• **INPUT DATA**
⁂
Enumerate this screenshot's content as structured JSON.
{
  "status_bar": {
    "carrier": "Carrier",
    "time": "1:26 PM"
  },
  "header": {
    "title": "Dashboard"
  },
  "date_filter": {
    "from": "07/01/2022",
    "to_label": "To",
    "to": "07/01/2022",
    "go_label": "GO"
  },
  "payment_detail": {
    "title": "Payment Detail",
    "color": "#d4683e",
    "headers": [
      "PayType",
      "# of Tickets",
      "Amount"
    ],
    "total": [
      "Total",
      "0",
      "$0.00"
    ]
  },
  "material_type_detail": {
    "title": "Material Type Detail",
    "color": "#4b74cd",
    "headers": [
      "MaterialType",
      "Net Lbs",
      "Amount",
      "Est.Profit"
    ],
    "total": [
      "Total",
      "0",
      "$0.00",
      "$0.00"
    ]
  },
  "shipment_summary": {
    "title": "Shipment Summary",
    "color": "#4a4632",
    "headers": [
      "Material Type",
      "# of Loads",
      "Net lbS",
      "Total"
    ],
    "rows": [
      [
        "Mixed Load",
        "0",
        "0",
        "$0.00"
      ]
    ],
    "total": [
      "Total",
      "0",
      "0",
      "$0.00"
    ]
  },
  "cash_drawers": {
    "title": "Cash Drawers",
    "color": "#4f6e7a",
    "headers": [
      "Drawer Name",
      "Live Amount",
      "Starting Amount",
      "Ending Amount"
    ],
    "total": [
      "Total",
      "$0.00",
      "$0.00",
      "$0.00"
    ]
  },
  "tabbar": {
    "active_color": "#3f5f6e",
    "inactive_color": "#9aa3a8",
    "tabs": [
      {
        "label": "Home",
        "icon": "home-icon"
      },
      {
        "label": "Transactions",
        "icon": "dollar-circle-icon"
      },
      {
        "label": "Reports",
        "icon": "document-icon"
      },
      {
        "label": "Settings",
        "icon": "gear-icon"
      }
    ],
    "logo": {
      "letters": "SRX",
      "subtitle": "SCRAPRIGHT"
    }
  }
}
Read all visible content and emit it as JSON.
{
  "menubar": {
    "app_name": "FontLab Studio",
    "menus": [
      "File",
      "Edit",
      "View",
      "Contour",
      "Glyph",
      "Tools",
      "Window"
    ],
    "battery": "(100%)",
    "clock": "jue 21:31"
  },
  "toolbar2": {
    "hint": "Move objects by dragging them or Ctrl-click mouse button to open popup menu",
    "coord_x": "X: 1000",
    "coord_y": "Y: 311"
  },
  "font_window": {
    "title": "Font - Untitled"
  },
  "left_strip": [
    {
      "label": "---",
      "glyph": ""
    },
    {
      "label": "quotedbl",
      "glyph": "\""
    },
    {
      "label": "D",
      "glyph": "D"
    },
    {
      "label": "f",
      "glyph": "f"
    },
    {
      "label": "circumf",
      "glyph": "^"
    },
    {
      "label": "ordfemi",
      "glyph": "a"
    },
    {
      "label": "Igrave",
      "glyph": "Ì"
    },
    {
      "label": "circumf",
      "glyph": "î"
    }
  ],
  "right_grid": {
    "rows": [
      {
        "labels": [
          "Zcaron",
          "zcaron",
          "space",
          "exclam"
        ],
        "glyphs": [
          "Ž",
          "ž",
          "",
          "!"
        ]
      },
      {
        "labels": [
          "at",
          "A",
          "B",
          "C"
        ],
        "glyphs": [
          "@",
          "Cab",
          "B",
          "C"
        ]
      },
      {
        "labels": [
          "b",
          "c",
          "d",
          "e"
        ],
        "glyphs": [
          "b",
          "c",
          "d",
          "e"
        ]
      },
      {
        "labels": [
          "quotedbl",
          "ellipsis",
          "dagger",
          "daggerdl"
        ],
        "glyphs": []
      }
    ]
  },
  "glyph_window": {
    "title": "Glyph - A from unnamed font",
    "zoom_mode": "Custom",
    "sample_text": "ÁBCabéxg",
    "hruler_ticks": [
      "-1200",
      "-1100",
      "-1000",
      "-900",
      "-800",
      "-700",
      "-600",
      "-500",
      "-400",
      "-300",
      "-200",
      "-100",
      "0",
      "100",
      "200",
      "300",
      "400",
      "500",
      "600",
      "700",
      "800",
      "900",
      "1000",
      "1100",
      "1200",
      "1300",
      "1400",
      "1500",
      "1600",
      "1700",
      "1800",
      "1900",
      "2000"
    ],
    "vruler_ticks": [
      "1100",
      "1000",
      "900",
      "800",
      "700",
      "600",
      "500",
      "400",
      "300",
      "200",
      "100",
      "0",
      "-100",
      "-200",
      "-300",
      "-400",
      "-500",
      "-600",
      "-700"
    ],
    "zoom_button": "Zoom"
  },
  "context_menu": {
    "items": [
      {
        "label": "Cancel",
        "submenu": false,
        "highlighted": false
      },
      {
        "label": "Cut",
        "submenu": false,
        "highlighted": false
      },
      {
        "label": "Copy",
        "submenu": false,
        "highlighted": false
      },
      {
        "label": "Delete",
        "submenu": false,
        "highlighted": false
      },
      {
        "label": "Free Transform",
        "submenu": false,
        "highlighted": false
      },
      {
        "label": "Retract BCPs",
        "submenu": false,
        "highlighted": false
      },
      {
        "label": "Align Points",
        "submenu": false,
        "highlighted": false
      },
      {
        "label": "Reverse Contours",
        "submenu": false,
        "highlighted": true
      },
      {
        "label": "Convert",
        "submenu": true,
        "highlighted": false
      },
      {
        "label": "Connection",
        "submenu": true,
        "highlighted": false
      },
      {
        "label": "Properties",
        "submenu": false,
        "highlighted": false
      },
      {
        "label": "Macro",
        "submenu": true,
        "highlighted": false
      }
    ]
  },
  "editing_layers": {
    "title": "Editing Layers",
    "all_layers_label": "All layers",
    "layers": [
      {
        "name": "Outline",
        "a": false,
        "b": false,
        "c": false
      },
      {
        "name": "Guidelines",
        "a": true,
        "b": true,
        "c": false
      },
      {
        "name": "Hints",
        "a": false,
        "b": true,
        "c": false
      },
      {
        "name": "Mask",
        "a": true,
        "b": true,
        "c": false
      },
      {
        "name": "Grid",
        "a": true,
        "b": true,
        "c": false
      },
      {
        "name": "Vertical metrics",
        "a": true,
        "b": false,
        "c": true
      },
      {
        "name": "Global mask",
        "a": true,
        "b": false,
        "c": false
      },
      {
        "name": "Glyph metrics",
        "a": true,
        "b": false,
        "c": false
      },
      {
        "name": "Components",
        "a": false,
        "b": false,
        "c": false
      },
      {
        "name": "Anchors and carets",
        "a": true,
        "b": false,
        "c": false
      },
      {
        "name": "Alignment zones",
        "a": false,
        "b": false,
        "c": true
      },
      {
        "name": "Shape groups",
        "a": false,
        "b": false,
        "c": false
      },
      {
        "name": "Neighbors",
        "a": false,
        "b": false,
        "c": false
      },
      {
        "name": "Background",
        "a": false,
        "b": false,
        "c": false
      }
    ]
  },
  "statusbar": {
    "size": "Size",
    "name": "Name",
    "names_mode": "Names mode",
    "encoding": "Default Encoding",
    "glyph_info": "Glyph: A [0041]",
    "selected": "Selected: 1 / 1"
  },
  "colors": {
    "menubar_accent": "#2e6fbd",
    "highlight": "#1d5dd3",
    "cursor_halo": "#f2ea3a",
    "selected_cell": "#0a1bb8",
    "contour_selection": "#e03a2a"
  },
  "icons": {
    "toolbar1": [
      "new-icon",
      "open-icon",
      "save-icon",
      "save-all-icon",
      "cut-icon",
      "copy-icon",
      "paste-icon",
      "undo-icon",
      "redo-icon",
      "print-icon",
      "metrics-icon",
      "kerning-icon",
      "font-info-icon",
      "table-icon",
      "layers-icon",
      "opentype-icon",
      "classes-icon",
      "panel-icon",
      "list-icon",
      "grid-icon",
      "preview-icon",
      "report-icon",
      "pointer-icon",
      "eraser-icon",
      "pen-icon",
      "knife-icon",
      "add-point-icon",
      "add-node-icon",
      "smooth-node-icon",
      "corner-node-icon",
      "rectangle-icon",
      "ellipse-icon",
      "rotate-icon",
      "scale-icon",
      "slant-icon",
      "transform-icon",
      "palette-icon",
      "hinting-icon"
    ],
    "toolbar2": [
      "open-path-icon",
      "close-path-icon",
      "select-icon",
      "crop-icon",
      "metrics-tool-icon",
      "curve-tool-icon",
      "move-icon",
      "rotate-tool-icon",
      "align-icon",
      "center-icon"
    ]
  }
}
⁂
• **EXERCISE TASK**
Go through the material and select each line with the string "from" in it.

• **THE REPLY**
    "from": "07/01/2022",
    "title": "Glyph - A from unnamed font",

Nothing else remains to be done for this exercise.